WORK REQUIRED: Output each record exactly. Leave none out.

(Collection entries)

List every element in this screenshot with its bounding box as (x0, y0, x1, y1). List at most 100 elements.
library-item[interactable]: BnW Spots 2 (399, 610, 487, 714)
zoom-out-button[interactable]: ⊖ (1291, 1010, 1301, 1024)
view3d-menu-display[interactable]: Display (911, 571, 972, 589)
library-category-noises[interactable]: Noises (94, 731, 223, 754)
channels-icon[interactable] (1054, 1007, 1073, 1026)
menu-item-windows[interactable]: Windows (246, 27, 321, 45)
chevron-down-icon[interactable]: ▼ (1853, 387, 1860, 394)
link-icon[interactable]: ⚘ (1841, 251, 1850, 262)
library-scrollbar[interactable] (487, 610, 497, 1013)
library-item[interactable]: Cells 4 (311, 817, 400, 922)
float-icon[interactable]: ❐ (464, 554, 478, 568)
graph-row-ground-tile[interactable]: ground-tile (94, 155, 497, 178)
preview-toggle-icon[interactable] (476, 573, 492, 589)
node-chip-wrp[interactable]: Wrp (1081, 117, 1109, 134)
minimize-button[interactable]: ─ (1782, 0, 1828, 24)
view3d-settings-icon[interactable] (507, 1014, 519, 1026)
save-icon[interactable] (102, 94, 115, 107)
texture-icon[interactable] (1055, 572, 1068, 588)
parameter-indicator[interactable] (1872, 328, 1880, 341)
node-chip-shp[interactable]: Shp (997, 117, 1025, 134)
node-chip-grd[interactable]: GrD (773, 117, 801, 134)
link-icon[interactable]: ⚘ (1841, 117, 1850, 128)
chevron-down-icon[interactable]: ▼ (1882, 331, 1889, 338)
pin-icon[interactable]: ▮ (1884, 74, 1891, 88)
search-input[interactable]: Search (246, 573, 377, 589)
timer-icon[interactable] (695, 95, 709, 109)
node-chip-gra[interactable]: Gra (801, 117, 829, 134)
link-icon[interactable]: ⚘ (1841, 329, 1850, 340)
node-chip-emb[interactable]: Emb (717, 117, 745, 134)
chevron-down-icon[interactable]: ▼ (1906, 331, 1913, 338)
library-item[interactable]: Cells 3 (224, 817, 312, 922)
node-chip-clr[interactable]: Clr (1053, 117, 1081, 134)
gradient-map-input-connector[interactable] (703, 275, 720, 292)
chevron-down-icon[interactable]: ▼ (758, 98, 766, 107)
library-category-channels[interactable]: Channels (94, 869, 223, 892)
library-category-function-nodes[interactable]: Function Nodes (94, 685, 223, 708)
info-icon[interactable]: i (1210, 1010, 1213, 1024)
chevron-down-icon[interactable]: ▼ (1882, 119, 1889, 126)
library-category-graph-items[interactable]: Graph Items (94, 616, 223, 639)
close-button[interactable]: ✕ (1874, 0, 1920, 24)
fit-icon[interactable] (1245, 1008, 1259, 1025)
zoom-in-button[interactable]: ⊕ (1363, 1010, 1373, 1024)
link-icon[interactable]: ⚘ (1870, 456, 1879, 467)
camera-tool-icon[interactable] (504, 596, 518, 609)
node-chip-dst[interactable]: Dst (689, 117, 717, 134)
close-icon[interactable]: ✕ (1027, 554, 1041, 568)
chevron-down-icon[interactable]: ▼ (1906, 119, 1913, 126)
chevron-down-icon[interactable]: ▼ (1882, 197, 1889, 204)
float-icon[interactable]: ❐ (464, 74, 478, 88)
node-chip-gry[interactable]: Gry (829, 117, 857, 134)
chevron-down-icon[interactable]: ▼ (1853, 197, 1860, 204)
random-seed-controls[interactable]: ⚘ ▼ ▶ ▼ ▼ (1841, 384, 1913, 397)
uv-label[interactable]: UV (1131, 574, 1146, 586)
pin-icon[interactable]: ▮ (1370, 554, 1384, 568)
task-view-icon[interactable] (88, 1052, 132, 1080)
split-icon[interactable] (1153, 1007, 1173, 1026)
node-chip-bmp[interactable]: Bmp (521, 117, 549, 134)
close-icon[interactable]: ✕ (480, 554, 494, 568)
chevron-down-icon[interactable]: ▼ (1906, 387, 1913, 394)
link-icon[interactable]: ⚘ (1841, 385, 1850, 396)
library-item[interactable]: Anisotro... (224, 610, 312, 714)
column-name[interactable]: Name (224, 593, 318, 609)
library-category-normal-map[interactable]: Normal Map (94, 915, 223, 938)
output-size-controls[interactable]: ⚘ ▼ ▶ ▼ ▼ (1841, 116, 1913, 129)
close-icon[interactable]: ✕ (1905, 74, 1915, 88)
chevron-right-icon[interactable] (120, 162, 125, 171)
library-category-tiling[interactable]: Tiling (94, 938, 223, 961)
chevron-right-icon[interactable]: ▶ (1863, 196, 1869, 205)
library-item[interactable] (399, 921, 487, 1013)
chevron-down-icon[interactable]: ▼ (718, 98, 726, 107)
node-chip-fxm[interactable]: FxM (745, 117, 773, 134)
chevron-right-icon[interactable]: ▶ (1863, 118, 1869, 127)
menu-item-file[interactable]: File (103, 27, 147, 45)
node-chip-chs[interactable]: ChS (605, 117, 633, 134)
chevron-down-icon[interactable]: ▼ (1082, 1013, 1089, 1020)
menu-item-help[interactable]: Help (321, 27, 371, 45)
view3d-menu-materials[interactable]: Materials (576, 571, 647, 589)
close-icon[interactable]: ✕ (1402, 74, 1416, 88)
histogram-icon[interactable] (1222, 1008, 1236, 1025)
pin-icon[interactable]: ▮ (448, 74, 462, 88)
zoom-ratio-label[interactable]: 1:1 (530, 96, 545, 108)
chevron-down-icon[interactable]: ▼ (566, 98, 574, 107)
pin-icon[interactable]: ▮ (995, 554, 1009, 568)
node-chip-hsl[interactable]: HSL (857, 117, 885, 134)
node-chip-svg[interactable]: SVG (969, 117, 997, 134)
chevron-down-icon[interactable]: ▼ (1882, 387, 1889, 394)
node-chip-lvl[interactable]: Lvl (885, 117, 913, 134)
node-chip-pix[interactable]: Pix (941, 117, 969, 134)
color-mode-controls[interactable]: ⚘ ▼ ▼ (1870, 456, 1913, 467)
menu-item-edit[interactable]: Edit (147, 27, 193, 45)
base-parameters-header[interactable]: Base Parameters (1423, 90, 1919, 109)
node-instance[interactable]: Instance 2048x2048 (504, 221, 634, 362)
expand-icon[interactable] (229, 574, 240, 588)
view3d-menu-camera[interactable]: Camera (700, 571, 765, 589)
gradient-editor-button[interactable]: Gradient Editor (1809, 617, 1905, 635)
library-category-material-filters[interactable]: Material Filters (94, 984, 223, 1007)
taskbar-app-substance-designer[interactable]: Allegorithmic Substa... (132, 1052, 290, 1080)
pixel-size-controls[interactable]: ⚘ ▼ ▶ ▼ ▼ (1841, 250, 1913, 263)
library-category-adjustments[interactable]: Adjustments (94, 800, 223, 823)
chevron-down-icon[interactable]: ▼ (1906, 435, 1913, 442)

TASK ANSWER:
List every element in this screenshot with its bounding box as (x0, y0, x1, y1). List at most 100 elements.
library-item[interactable]: BnW Spots 2 (399, 610, 487, 714)
zoom-out-button[interactable]: ⊖ (1291, 1010, 1301, 1024)
view3d-menu-display[interactable]: Display (911, 571, 972, 589)
library-category-noises[interactable]: Noises (94, 731, 223, 754)
channels-icon[interactable] (1054, 1007, 1073, 1026)
menu-item-windows[interactable]: Windows (246, 27, 321, 45)
chevron-down-icon[interactable]: ▼ (1853, 387, 1860, 394)
link-icon[interactable]: ⚘ (1841, 251, 1850, 262)
library-scrollbar[interactable] (487, 610, 497, 1013)
library-item[interactable]: Cells 4 (311, 817, 400, 922)
float-icon[interactable]: ❐ (464, 554, 478, 568)
graph-row-ground-tile[interactable]: ground-tile (94, 155, 497, 178)
preview-toggle-icon[interactable] (476, 573, 492, 589)
node-chip-wrp[interactable]: Wrp (1081, 117, 1109, 134)
minimize-button[interactable]: ─ (1782, 0, 1828, 24)
view3d-settings-icon[interactable] (507, 1014, 519, 1026)
save-icon[interactable] (102, 94, 115, 107)
texture-icon[interactable] (1055, 572, 1068, 588)
parameter-indicator[interactable] (1872, 328, 1880, 341)
node-chip-shp[interactable]: Shp (997, 117, 1025, 134)
node-chip-grd[interactable]: GrD (773, 117, 801, 134)
link-icon[interactable]: ⚘ (1841, 117, 1850, 128)
chevron-down-icon[interactable]: ▼ (1882, 331, 1889, 338)
pin-icon[interactable]: ▮ (1884, 74, 1891, 88)
search-input[interactable]: Search (246, 573, 377, 589)
timer-icon[interactable] (695, 95, 709, 109)
node-chip-gra[interactable]: Gra (801, 117, 829, 134)
link-icon[interactable]: ⚘ (1841, 329, 1850, 340)
node-chip-emb[interactable]: Emb (717, 117, 745, 134)
chevron-down-icon[interactable]: ▼ (1906, 331, 1913, 338)
library-item[interactable]: Cells 3 (224, 817, 312, 922)
node-chip-clr[interactable]: Clr (1053, 117, 1081, 134)
gradient-map-input-connector[interactable] (703, 275, 720, 292)
chevron-down-icon[interactable]: ▼ (758, 98, 766, 107)
library-category-channels[interactable]: Channels (94, 869, 223, 892)
library-category-function-nodes[interactable]: Function Nodes (94, 685, 223, 708)
info-icon[interactable]: i (1210, 1010, 1213, 1024)
chevron-down-icon[interactable]: ▼ (1882, 119, 1889, 126)
library-category-graph-items[interactable]: Graph Items (94, 616, 223, 639)
close-button[interactable]: ✕ (1874, 0, 1920, 24)
fit-icon[interactable] (1245, 1008, 1259, 1025)
zoom-in-button[interactable]: ⊕ (1363, 1010, 1373, 1024)
link-icon[interactable]: ⚘ (1870, 456, 1879, 467)
camera-tool-icon[interactable] (504, 596, 518, 609)
node-chip-dst[interactable]: Dst (689, 117, 717, 134)
close-icon[interactable]: ✕ (1027, 554, 1041, 568)
chevron-down-icon[interactable]: ▼ (1906, 119, 1913, 126)
chevron-down-icon[interactable]: ▼ (1882, 197, 1889, 204)
float-icon[interactable]: ❐ (464, 74, 478, 88)
node-chip-gry[interactable]: Gry (829, 117, 857, 134)
chevron-down-icon[interactable]: ▼ (1853, 197, 1860, 204)
random-seed-controls[interactable]: ⚘ ▼ ▶ ▼ ▼ (1841, 384, 1913, 397)
uv-label[interactable]: UV (1131, 574, 1146, 586)
pin-icon[interactable]: ▮ (1370, 554, 1384, 568)
task-view-icon[interactable] (88, 1052, 132, 1080)
split-icon[interactable] (1153, 1007, 1173, 1026)
node-chip-bmp[interactable]: Bmp (521, 117, 549, 134)
close-icon[interactable]: ✕ (480, 554, 494, 568)
chevron-down-icon[interactable]: ▼ (1906, 387, 1913, 394)
link-icon[interactable]: ⚘ (1841, 385, 1850, 396)
library-item[interactable]: Anisotro... (224, 610, 312, 714)
column-name[interactable]: Name (224, 593, 318, 609)
library-category-normal-map[interactable]: Normal Map (94, 915, 223, 938)
output-size-controls[interactable]: ⚘ ▼ ▶ ▼ ▼ (1841, 116, 1913, 129)
close-icon[interactable]: ✕ (1905, 74, 1915, 88)
chevron-right-icon[interactable] (120, 162, 125, 171)
library-category-tiling[interactable]: Tiling (94, 938, 223, 961)
chevron-right-icon[interactable]: ▶ (1863, 196, 1869, 205)
library-item[interactable] (399, 921, 487, 1013)
chevron-down-icon[interactable]: ▼ (718, 98, 726, 107)
node-chip-fxm[interactable]: FxM (745, 117, 773, 134)
chevron-right-icon[interactable]: ▶ (1863, 118, 1869, 127)
menu-item-file[interactable]: File (103, 27, 147, 45)
node-chip-chs[interactable]: ChS (605, 117, 633, 134)
chevron-down-icon[interactable]: ▼ (1082, 1013, 1089, 1020)
menu-item-help[interactable]: Help (321, 27, 371, 45)
view3d-menu-materials[interactable]: Materials (576, 571, 647, 589)
close-icon[interactable]: ✕ (1402, 74, 1416, 88)
histogram-icon[interactable] (1222, 1008, 1236, 1025)
pin-icon[interactable]: ▮ (448, 74, 462, 88)
zoom-ratio-label[interactable]: 1:1 (530, 96, 545, 108)
chevron-down-icon[interactable]: ▼ (566, 98, 574, 107)
pin-icon[interactable]: ▮ (995, 554, 1009, 568)
node-chip-hsl[interactable]: HSL (857, 117, 885, 134)
node-chip-svg[interactable]: SVG (969, 117, 997, 134)
chevron-down-icon[interactable]: ▼ (1882, 387, 1889, 394)
node-chip-lvl[interactable]: Lvl (885, 117, 913, 134)
node-chip-pix[interactable]: Pix (941, 117, 969, 134)
color-mode-controls[interactable]: ⚘ ▼ ▼ (1870, 456, 1913, 467)
menu-item-edit[interactable]: Edit (147, 27, 193, 45)
base-parameters-header[interactable]: Base Parameters (1423, 90, 1919, 109)
node-instance[interactable]: Instance 2048x2048 (504, 221, 634, 362)
expand-icon[interactable] (229, 574, 240, 588)
view3d-menu-camera[interactable]: Camera (700, 571, 765, 589)
gradient-editor-button[interactable]: Gradient Editor (1809, 617, 1905, 635)
library-category-material-filters[interactable]: Material Filters (94, 984, 223, 1007)
taskbar-app-substance-designer[interactable]: Allegorithmic Substa... (132, 1052, 290, 1080)
pixel-size-controls[interactable]: ⚘ ▼ ▶ ▼ ▼ (1841, 250, 1913, 263)
library-category-adjustments[interactable]: Adjustments (94, 800, 223, 823)
chevron-down-icon[interactable]: ▼ (1906, 435, 1913, 442)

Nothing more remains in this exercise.